-------- DATA FOR THE TASK --------

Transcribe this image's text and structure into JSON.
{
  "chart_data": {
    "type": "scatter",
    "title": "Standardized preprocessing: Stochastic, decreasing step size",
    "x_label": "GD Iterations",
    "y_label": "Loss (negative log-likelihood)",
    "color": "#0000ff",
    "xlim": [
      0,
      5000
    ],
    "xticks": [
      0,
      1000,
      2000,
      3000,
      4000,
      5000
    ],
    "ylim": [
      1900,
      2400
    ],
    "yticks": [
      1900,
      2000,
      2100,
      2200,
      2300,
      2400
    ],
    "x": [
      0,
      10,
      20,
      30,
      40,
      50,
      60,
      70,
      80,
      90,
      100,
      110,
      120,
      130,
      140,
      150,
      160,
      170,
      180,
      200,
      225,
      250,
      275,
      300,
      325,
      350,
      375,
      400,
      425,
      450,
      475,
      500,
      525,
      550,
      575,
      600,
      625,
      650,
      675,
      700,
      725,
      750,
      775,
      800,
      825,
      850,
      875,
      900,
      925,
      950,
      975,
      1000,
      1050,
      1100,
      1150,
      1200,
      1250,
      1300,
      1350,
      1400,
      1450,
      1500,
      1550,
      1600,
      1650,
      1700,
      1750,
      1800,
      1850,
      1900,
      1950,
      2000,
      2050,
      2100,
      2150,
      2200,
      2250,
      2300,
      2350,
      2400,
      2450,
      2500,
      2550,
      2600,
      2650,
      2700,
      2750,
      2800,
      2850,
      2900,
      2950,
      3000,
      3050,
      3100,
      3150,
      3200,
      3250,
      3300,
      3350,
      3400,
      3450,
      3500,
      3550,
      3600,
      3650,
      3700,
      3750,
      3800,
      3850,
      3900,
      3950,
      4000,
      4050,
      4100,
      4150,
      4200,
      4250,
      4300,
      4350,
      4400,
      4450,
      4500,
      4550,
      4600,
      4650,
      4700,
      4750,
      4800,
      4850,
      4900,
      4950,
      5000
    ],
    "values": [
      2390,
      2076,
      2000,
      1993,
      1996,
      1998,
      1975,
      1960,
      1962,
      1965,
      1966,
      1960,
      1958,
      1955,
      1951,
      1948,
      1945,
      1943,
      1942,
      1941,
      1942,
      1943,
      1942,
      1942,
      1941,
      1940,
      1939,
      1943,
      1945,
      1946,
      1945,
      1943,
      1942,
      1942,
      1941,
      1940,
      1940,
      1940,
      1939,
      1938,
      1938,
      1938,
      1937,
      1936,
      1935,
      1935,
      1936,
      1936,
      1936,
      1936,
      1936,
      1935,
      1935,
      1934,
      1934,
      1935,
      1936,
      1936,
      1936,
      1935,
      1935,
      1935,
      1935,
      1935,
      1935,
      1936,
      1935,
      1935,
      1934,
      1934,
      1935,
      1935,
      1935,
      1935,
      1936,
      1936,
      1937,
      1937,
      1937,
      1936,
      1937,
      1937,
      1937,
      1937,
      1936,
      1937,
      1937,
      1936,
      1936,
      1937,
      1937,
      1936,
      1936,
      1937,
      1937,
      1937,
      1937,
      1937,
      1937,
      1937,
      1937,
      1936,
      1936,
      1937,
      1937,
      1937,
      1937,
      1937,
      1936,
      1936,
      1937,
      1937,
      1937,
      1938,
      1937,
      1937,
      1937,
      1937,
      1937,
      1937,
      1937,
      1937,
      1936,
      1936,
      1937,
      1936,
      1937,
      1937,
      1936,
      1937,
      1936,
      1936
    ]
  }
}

--------

■ EXERCISE PROMPT
Extract the full listing above without altering anything.

■ EXERCISE SOLUTION
Transcribe this image's text and structure into JSON.
{
  "chart_data": {
    "type": "scatter",
    "title": "Standardized preprocessing: Stochastic, decreasing step size",
    "x_label": "GD Iterations",
    "y_label": "Loss (negative log-likelihood)",
    "color": "#0000ff",
    "xlim": [
      0,
      5000
    ],
    "xticks": [
      0,
      1000,
      2000,
      3000,
      4000,
      5000
    ],
    "ylim": [
      1900,
      2400
    ],
    "yticks": [
      1900,
      2000,
      2100,
      2200,
      2300,
      2400
    ],
    "x": [
      0,
      10,
      20,
      30,
      40,
      50,
      60,
      70,
      80,
      90,
      100,
      110,
      120,
      130,
      140,
      150,
      160,
      170,
      180,
      200,
      225,
      250,
      275,
      300,
      325,
      350,
      375,
      400,
      425,
      450,
      475,
      500,
      525,
      550,
      575,
      600,
      625,
      650,
      675,
      700,
      725,
      750,
      775,
      800,
      825,
      850,
      875,
      900,
      925,
      950,
      975,
      1000,
      1050,
      1100,
      1150,
      1200,
      1250,
      1300,
      1350,
      1400,
      1450,
      1500,
      1550,
      1600,
      1650,
      1700,
      1750,
      1800,
      1850,
      1900,
      1950,
      2000,
      2050,
      2100,
      2150,
      2200,
      2250,
      2300,
      2350,
      2400,
      2450,
      2500,
      2550,
      2600,
      2650,
      2700,
      2750,
      2800,
      2850,
      2900,
      2950,
      3000,
      3050,
      3100,
      3150,
      3200,
      3250,
      3300,
      3350,
      3400,
      3450,
      3500,
      3550,
      3600,
      3650,
      3700,
      3750,
      3800,
      3850,
      3900,
      3950,
      4000,
      4050,
      4100,
      4150,
      4200,
      4250,
      4300,
      4350,
      4400,
      4450,
      4500,
      4550,
      4600,
      4650,
      4700,
      4750,
      4800,
      4850,
      4900,
      4950,
      5000
    ],
    "values": [
      2390,
      2076,
      2000,
      1993,
      1996,
      1998,
      1975,
      1960,
      1962,
      1965,
      1966,
      1960,
      1958,
      1955,
      1951,
      1948,
      1945,
      1943,
      1942,
      1941,
      1942,
      1943,
      1942,
      1942,
      1941,
      1940,
      1939,
      1943,
      1945,
      1946,
      1945,
      1943,
      1942,
      1942,
      1941,
      1940,
      1940,
      1940,
      1939,
      1938,
      1938,
      1938,
      1937,
      1936,
      1935,
      1935,
      1936,
      1936,
      1936,
      1936,
      1936,
      1935,
      1935,
      1934,
      1934,
      1935,
      1936,
      1936,
      1936,
      1935,
      1935,
      1935,
      1935,
      1935,
      1935,
      1936,
      1935,
      1935,
      1934,
      1934,
      1935,
      1935,
      1935,
      1935,
      1936,
      1936,
      1937,
      1937,
      1937,
      1936,
      1937,
      1937,
      1937,
      1937,
      1936,
      1937,
      1937,
      1936,
      1936,
      1937,
      1937,
      1936,
      1936,
      1937,
      1937,
      1937,
      1937,
      1937,
      1937,
      1937,
      1937,
      1936,
      1936,
      1937,
      1937,
      1937,
      1937,
      1937,
      1936,
      1936,
      1937,
      1937,
      1937,
      1938,
      1937,
      1937,
      1937,
      1937,
      1937,
      1937,
      1937,
      1937,
      1936,
      1936,
      1937,
      1936,
      1937,
      1937,
      1936,
      1937,
      1936,
      1936
    ]
  }
}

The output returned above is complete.